(Rows from a figure dataset)
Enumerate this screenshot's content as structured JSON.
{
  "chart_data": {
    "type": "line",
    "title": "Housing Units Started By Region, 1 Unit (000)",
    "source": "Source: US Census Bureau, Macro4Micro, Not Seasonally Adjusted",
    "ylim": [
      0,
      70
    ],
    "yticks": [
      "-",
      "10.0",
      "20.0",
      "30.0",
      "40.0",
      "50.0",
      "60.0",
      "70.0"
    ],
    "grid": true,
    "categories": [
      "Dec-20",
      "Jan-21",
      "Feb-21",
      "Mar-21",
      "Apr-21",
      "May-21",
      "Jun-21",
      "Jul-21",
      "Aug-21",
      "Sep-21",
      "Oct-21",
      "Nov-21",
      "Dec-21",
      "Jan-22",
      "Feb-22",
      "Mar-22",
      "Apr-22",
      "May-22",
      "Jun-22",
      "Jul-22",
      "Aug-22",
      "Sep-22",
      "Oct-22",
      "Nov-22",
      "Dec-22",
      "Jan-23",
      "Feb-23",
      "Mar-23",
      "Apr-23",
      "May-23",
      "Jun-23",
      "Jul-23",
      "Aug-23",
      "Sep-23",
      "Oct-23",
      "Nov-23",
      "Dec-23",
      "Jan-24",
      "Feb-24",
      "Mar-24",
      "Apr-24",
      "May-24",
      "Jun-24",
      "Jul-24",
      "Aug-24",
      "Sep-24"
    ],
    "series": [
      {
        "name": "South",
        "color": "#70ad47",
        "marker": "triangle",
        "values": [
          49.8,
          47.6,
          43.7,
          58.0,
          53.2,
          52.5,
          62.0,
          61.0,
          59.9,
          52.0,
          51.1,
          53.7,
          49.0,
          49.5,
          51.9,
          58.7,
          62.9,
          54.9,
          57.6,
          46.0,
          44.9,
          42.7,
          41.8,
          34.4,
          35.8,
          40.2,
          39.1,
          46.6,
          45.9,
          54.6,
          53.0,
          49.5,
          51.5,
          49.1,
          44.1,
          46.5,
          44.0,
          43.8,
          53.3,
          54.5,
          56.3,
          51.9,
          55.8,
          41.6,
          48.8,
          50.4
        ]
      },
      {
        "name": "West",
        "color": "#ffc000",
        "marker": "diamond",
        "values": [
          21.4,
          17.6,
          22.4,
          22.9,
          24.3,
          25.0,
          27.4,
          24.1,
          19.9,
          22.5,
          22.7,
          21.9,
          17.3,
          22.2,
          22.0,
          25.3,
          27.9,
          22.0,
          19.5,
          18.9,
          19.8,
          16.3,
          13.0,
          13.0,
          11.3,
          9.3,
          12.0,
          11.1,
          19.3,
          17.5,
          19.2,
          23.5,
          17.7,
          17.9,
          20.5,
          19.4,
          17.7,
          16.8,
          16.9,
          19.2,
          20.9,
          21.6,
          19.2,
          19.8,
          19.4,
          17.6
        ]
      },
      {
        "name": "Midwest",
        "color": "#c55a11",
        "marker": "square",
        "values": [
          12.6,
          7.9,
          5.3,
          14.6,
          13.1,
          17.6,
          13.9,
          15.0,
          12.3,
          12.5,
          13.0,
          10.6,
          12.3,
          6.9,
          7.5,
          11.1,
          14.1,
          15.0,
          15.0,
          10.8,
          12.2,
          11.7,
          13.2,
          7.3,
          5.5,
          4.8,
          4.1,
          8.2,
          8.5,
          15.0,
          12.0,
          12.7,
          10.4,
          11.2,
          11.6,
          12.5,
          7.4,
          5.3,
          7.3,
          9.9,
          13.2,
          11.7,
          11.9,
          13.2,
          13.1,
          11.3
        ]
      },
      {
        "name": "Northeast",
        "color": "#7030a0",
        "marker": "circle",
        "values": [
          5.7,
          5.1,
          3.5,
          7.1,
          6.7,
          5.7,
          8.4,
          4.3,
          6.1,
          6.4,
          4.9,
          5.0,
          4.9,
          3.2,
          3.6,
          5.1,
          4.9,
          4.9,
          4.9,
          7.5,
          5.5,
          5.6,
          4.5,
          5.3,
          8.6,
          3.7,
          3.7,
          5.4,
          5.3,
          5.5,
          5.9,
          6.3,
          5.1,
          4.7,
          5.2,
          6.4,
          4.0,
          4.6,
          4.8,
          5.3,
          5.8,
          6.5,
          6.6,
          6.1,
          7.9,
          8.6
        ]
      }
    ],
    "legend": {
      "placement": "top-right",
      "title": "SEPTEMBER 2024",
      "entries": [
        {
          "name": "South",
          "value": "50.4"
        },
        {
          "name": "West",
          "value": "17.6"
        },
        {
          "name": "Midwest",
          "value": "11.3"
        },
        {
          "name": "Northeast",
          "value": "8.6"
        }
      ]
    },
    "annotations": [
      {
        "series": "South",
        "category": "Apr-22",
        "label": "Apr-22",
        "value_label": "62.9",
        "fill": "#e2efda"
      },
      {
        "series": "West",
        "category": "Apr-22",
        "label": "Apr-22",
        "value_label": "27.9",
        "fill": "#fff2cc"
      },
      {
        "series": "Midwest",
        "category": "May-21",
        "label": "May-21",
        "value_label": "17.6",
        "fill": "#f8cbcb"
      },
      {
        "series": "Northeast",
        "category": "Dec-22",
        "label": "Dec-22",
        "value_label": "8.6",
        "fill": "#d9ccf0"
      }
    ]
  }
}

Given problem = Set down the listing above in full, please, exactly as it appears.

The output =
Enumerate this screenshot's content as structured JSON.
{
  "chart_data": {
    "type": "line",
    "title": "Housing Units Started By Region, 1 Unit (000)",
    "source": "Source: US Census Bureau, Macro4Micro, Not Seasonally Adjusted",
    "ylim": [
      0,
      70
    ],
    "yticks": [
      "-",
      "10.0",
      "20.0",
      "30.0",
      "40.0",
      "50.0",
      "60.0",
      "70.0"
    ],
    "grid": true,
    "categories": [
      "Dec-20",
      "Jan-21",
      "Feb-21",
      "Mar-21",
      "Apr-21",
      "May-21",
      "Jun-21",
      "Jul-21",
      "Aug-21",
      "Sep-21",
      "Oct-21",
      "Nov-21",
      "Dec-21",
      "Jan-22",
      "Feb-22",
      "Mar-22",
      "Apr-22",
      "May-22",
      "Jun-22",
      "Jul-22",
      "Aug-22",
      "Sep-22",
      "Oct-22",
      "Nov-22",
      "Dec-22",
      "Jan-23",
      "Feb-23",
      "Mar-23",
      "Apr-23",
      "May-23",
      "Jun-23",
      "Jul-23",
      "Aug-23",
      "Sep-23",
      "Oct-23",
      "Nov-23",
      "Dec-23",
      "Jan-24",
      "Feb-24",
      "Mar-24",
      "Apr-24",
      "May-24",
      "Jun-24",
      "Jul-24",
      "Aug-24",
      "Sep-24"
    ],
    "series": [
      {
        "name": "South",
        "color": "#70ad47",
        "marker": "triangle",
        "values": [
          49.8,
          47.6,
          43.7,
          58.0,
          53.2,
          52.5,
          62.0,
          61.0,
          59.9,
          52.0,
          51.1,
          53.7,
          49.0,
          49.5,
          51.9,
          58.7,
          62.9,
          54.9,
          57.6,
          46.0,
          44.9,
          42.7,
          41.8,
          34.4,
          35.8,
          40.2,
          39.1,
          46.6,
          45.9,
          54.6,
          53.0,
          49.5,
          51.5,
          49.1,
          44.1,
          46.5,
          44.0,
          43.8,
          53.3,
          54.5,
          56.3,
          51.9,
          55.8,
          41.6,
          48.8,
          50.4
        ]
      },
      {
        "name": "West",
        "color": "#ffc000",
        "marker": "diamond",
        "values": [
          21.4,
          17.6,
          22.4,
          22.9,
          24.3,
          25.0,
          27.4,
          24.1,
          19.9,
          22.5,
          22.7,
          21.9,
          17.3,
          22.2,
          22.0,
          25.3,
          27.9,
          22.0,
          19.5,
          18.9,
          19.8,
          16.3,
          13.0,
          13.0,
          11.3,
          9.3,
          12.0,
          11.1,
          19.3,
          17.5,
          19.2,
          23.5,
          17.7,
          17.9,
          20.5,
          19.4,
          17.7,
          16.8,
          16.9,
          19.2,
          20.9,
          21.6,
          19.2,
          19.8,
          19.4,
          17.6
        ]
      },
      {
        "name": "Midwest",
        "color": "#c55a11",
        "marker": "square",
        "values": [
          12.6,
          7.9,
          5.3,
          14.6,
          13.1,
          17.6,
          13.9,
          15.0,
          12.3,
          12.5,
          13.0,
          10.6,
          12.3,
          6.9,
          7.5,
          11.1,
          14.1,
          15.0,
          15.0,
          10.8,
          12.2,
          11.7,
          13.2,
          7.3,
          5.5,
          4.8,
          4.1,
          8.2,
          8.5,
          15.0,
          12.0,
          12.7,
          10.4,
          11.2,
          11.6,
          12.5,
          7.4,
          5.3,
          7.3,
          9.9,
          13.2,
          11.7,
          11.9,
          13.2,
          13.1,
          11.3
        ]
      },
      {
        "name": "Northeast",
        "color": "#7030a0",
        "marker": "circle",
        "values": [
          5.7,
          5.1,
          3.5,
          7.1,
          6.7,
          5.7,
          8.4,
          4.3,
          6.1,
          6.4,
          4.9,
          5.0,
          4.9,
          3.2,
          3.6,
          5.1,
          4.9,
          4.9,
          4.9,
          7.5,
          5.5,
          5.6,
          4.5,
          5.3,
          8.6,
          3.7,
          3.7,
          5.4,
          5.3,
          5.5,
          5.9,
          6.3,
          5.1,
          4.7,
          5.2,
          6.4,
          4.0,
          4.6,
          4.8,
          5.3,
          5.8,
          6.5,
          6.6,
          6.1,
          7.9,
          8.6
        ]
      }
    ],
    "legend": {
      "placement": "top-right",
      "title": "SEPTEMBER 2024",
      "entries": [
        {
          "name": "South",
          "value": "50.4"
        },
        {
          "name": "West",
          "value": "17.6"
        },
        {
          "name": "Midwest",
          "value": "11.3"
        },
        {
          "name": "Northeast",
          "value": "8.6"
        }
      ]
    },
    "annotations": [
      {
        "series": "South",
        "category": "Apr-22",
        "label": "Apr-22",
        "value_label": "62.9",
        "fill": "#e2efda"
      },
      {
        "series": "West",
        "category": "Apr-22",
        "label": "Apr-22",
        "value_label": "27.9",
        "fill": "#fff2cc"
      },
      {
        "series": "Midwest",
        "category": "May-21",
        "label": "May-21",
        "value_label": "17.6",
        "fill": "#f8cbcb"
      },
      {
        "series": "Northeast",
        "category": "Dec-22",
        "label": "Dec-22",
        "value_label": "8.6",
        "fill": "#d9ccf0"
      }
    ]
  }
}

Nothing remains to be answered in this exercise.